◆ What you should do ◆
Quote every line as written. Omit pictures.

Some records:

======

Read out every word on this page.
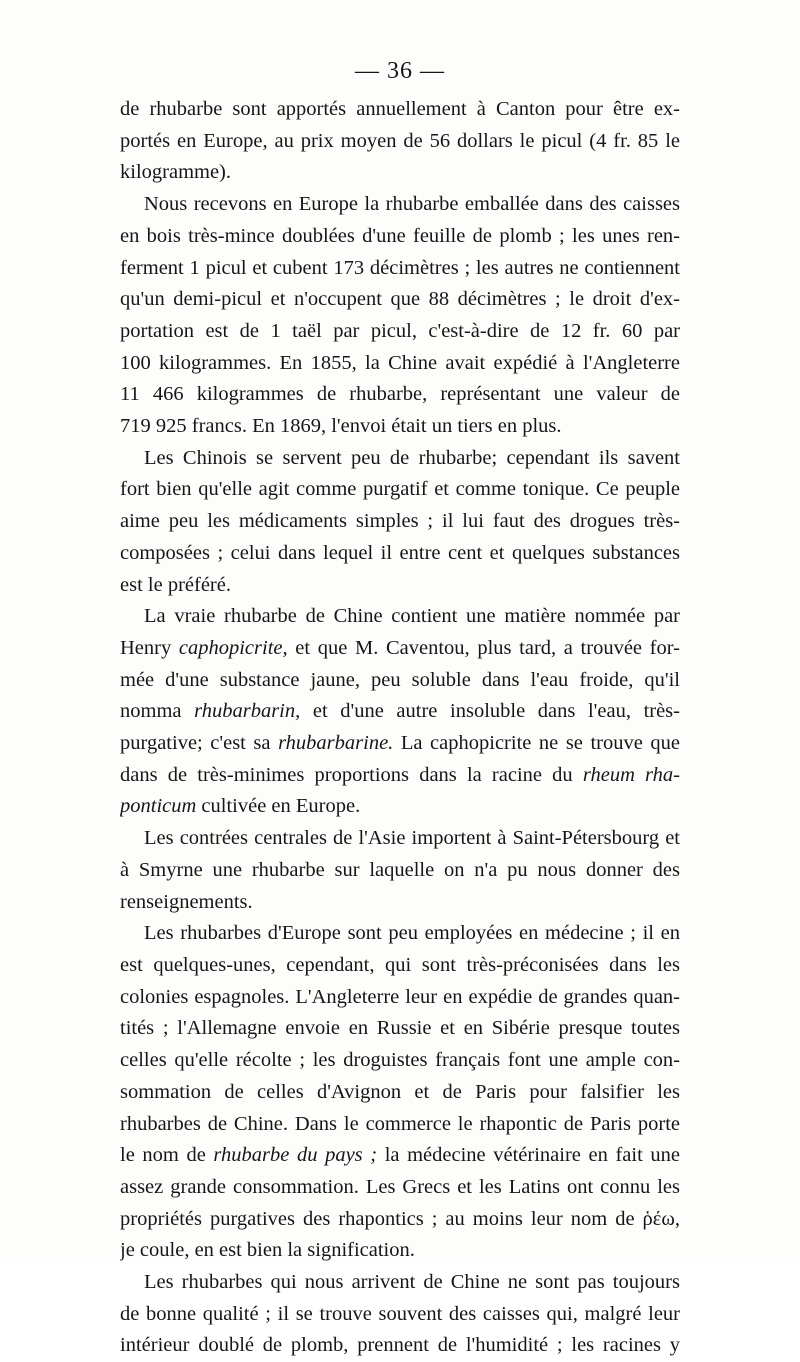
— 36 —
de rhubarbe sont apportés annuellement à Canton pour être ex-
portés en Europe, au prix moyen de 56 dollars le picul (4 fr. 85 le
kilogramme).
Nous recevons en Europe la rhubarbe emballée dans des caisses
en bois très-mince doublées d'une feuille de plomb ; les unes ren-
ferment 1 picul et cubent 173 décimètres ; les autres ne contiennent
qu'un demi-picul et n'occupent que 88 décimètres ; le droit d'ex-
portation est de 1 taël par picul, c'est-à-dire de 12 fr. 60 par
100 kilogrammes. En 1855, la Chine avait expédié à l'Angleterre
11 466 kilogrammes de rhubarbe, représentant une valeur de
719 925 francs. En 1869, l'envoi était un tiers en plus.
Les Chinois se servent peu de rhubarbe; cependant ils savent
fort bien qu'elle agit comme purgatif et comme tonique. Ce peuple
aime peu les médicaments simples ; il lui faut des drogues très-
composées ; celui dans lequel il entre cent et quelques substances
est le préféré.
La vraie rhubarbe de Chine contient une matière nommée par
Henry caphopicrite, et que M. Caventou, plus tard, a trouvée for-
mée d'une substance jaune, peu soluble dans l'eau froide, qu'il
nomma rhubarbarin, et d'une autre insoluble dans l'eau, très-
purgative; c'est sa rhubarbarine. La caphopicrite ne se trouve que
dans de très-minimes proportions dans la racine du rheum rha-
ponticum cultivée en Europe.
Les contrées centrales de l'Asie importent à Saint-Pétersbourg et
à Smyrne une rhubarbe sur laquelle on n'a pu nous donner des
renseignements.
Les rhubarbes d'Europe sont peu employées en médecine ; il en
est quelques-unes, cependant, qui sont très-préconisées dans les
colonies espagnoles. L'Angleterre leur en expédie de grandes quan-
tités ; l'Allemagne envoie en Russie et en Sibérie presque toutes
celles qu'elle récolte ; les droguistes français font une ample con-
sommation de celles d'Avignon et de Paris pour falsifier les
rhubarbes de Chine. Dans le commerce le rhapontic de Paris porte
le nom de rhubarbe du pays ; la médecine vétérinaire en fait une
assez grande consommation. Les Grecs et les Latins ont connu les
propriétés purgatives des rhapontics ; au moins leur nom de ῥέω,
je coule, en est bien la signification.
Les rhubarbes qui nous arrivent de Chine ne sont pas toujours
de bonne qualité ; il se trouve souvent des caisses qui, malgré leur
intérieur doublé de plomb, prennent de l'humidité ; les racines y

======

◆ Task answer ◆
Read out every word on this page.
— 36 —
de rhubarbe sont apportés annuellement à Canton pour être ex-
portés en Europe, au prix moyen de 56 dollars le picul (4 fr. 85 le
kilogramme).
Nous recevons en Europe la rhubarbe emballée dans des caisses
en bois très-mince doublées d'une feuille de plomb ; les unes ren-
ferment 1 picul et cubent 173 décimètres ; les autres ne contiennent
qu'un demi-picul et n'occupent que 88 décimètres ; le droit d'ex-
portation est de 1 taël par picul, c'est-à-dire de 12 fr. 60 par
100 kilogrammes. En 1855, la Chine avait expédié à l'Angleterre
11 466 kilogrammes de rhubarbe, représentant une valeur de
719 925 francs. En 1869, l'envoi était un tiers en plus.
Les Chinois se servent peu de rhubarbe; cependant ils savent
fort bien qu'elle agit comme purgatif et comme tonique. Ce peuple
aime peu les médicaments simples ; il lui faut des drogues très-
composées ; celui dans lequel il entre cent et quelques substances
est le préféré.
La vraie rhubarbe de Chine contient une matière nommée par
Henry caphopicrite, et que M. Caventou, plus tard, a trouvée for-
mée d'une substance jaune, peu soluble dans l'eau froide, qu'il
nomma rhubarbarin, et d'une autre insoluble dans l'eau, très-
purgative; c'est sa rhubarbarine. La caphopicrite ne se trouve que
dans de très-minimes proportions dans la racine du rheum rha-
ponticum cultivée en Europe.
Les contrées centrales de l'Asie importent à Saint-Pétersbourg et
à Smyrne une rhubarbe sur laquelle on n'a pu nous donner des
renseignements.
Les rhubarbes d'Europe sont peu employées en médecine ; il en
est quelques-unes, cependant, qui sont très-préconisées dans les
colonies espagnoles. L'Angleterre leur en expédie de grandes quan-
tités ; l'Allemagne envoie en Russie et en Sibérie presque toutes
celles qu'elle récolte ; les droguistes français font une ample con-
sommation de celles d'Avignon et de Paris pour falsifier les
rhubarbes de Chine. Dans le commerce le rhapontic de Paris porte
le nom de rhubarbe du pays ; la médecine vétérinaire en fait une
assez grande consommation. Les Grecs et les Latins ont connu les
propriétés purgatives des rhapontics ; au moins leur nom de ῥέω,
je coule, en est bien la signification.
Les rhubarbes qui nous arrivent de Chine ne sont pas toujours
de bonne qualité ; il se trouve souvent des caisses qui, malgré leur
intérieur doublé de plomb, prennent de l'humidité ; les racines y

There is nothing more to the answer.